··· Data provided

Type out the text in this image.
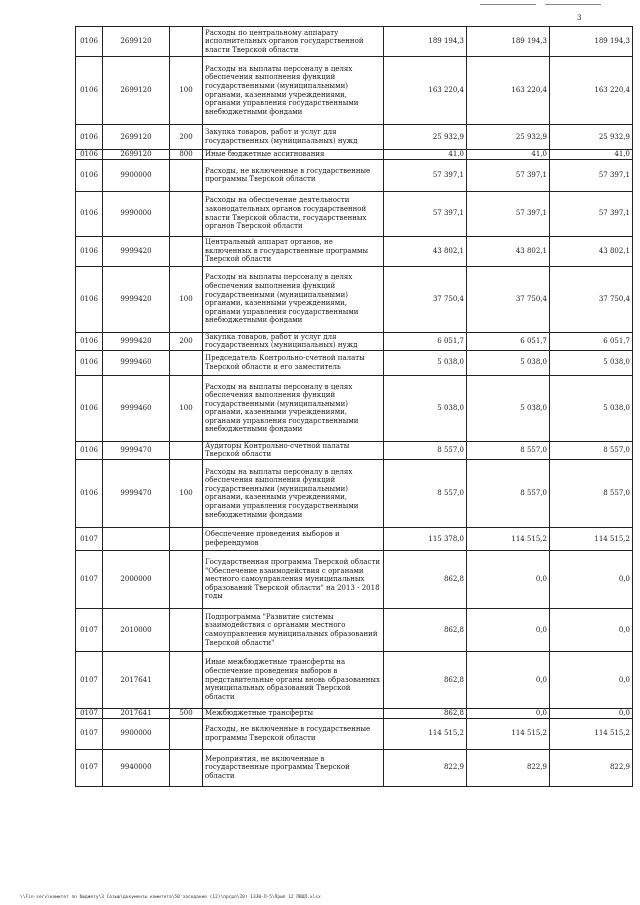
3
0106	2699120		Расходы по центральному аппарату исполнительных органов государственной власти Тверской области	189 194,3	189 194,3	189 194,3
0106	2699120	100	Расходы на выплаты персоналу в целях обеспечения выполнения функций государственными (муниципальными) органами, казенными учреждениями, органами управления государственными внебюджетными фондами	163 220,4	163 220,4	163 220,4
0106	2699120	200	Закупка товаров, работ и услуг для государственных (муниципальных) нужд	25 932,9	25 932,9	25 932,9
0106	2699120	800	Иные бюджетные ассигнования	41,0	41,0	41,0
0106	9900000		Расходы, не включенные в государственные программы Тверской области	57 397,1	57 397,1	57 397,1
0106	9990000		Расходы на обеспечение деятельности законодательных органов государственной власти Тверской области, государственных органов Тверской области	57 397,1	57 397,1	57 397,1
0106	9999420		Центральный аппарат органов, не включенных в государственные программы Тверской области	43 802,1	43 802,1	43 802,1
0106	9999420	100	Расходы на выплаты персоналу в целях обеспечения выполнения функций государственными (муниципальными) органами, казенными учреждениями, органами управления государственными внебюджетными фондами	37 750,4	37 750,4	37 750,4
0106	9999420	200	Закупка товаров, работ и услуг для государственных (муниципальных) нужд	6 051,7	6 051,7	6 051,7
0106	9999460		Председатель Контрольно-счетной палаты Тверской области и его заместитель	5 038,0	5 038,0	5 038,0
0106	9999460	100	Расходы на выплаты персоналу в целях обеспечения выполнения функций государственными (муниципальными) органами, казенными учреждениями, органами управления государственными внебюджетными фондами	5 038,0	5 038,0	5 038,0
0106	9999470		Аудиторы Контрольно-счетной палаты Тверской области	8 557,0	8 557,0	8 557,0
0106	9999470	100	Расходы на выплаты персоналу в целях обеспечения выполнения функций государственными (муниципальными) органами, казенными учреждениями, органами управления государственными внебюджетными фондами	8 557,0	8 557,0	8 557,0
0107			Обеспечение проведения выборов и референдумов	115 378,0	114 515,2	114 515,2
0107	2000000		Государственная программа Тверской области "Обеспечение взаимодействия с органами местного самоуправления муниципальных образований Тверской области" на 2013 - 2018 годы	862,8	0,0	0,0
0107	2010000		Подпрограмма "Развитие системы взаимодействия с органами местного самоуправления муниципальных образований Тверской области"	862,8	0,0	0,0
0107	2017641		Иные межбюджетные трансферты на обеспечение проведения выборов в представительные органы вновь образованных муниципальных образований Тверской области	862,8	0,0	0,0
0107	2017641	500	Межбюджетные трансферты	862,8	0,0	0,0
0107	9900000		Расходы, не включенные в государственные программы Тверской области	114 515,2	114 515,2	114 515,2
0107	9940000		Мероприятия, не включенные в государственные программы Тверской области	822,9	822,9	822,9
\\Fin-serv\комитет по бюджету\3 Созыв\документы комитета\50 заседание (12)\прсрл\20) 1330-П-5\Прил 12 ПВЦП.xlsx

······

→ **Task**: Where a line in the entries holds "нужд", copy that line.

→ **Response to the task**:
0106	2699120	200	Закупка товаров, работ и услуг для государственных (муниципальных) нужд	25 932,9	25 932,9	25 932,9
0106	9999420	200	Закупка товаров, работ и услуг для государственных (муниципальных) нужд	6 051,7	6 051,7	6 051,7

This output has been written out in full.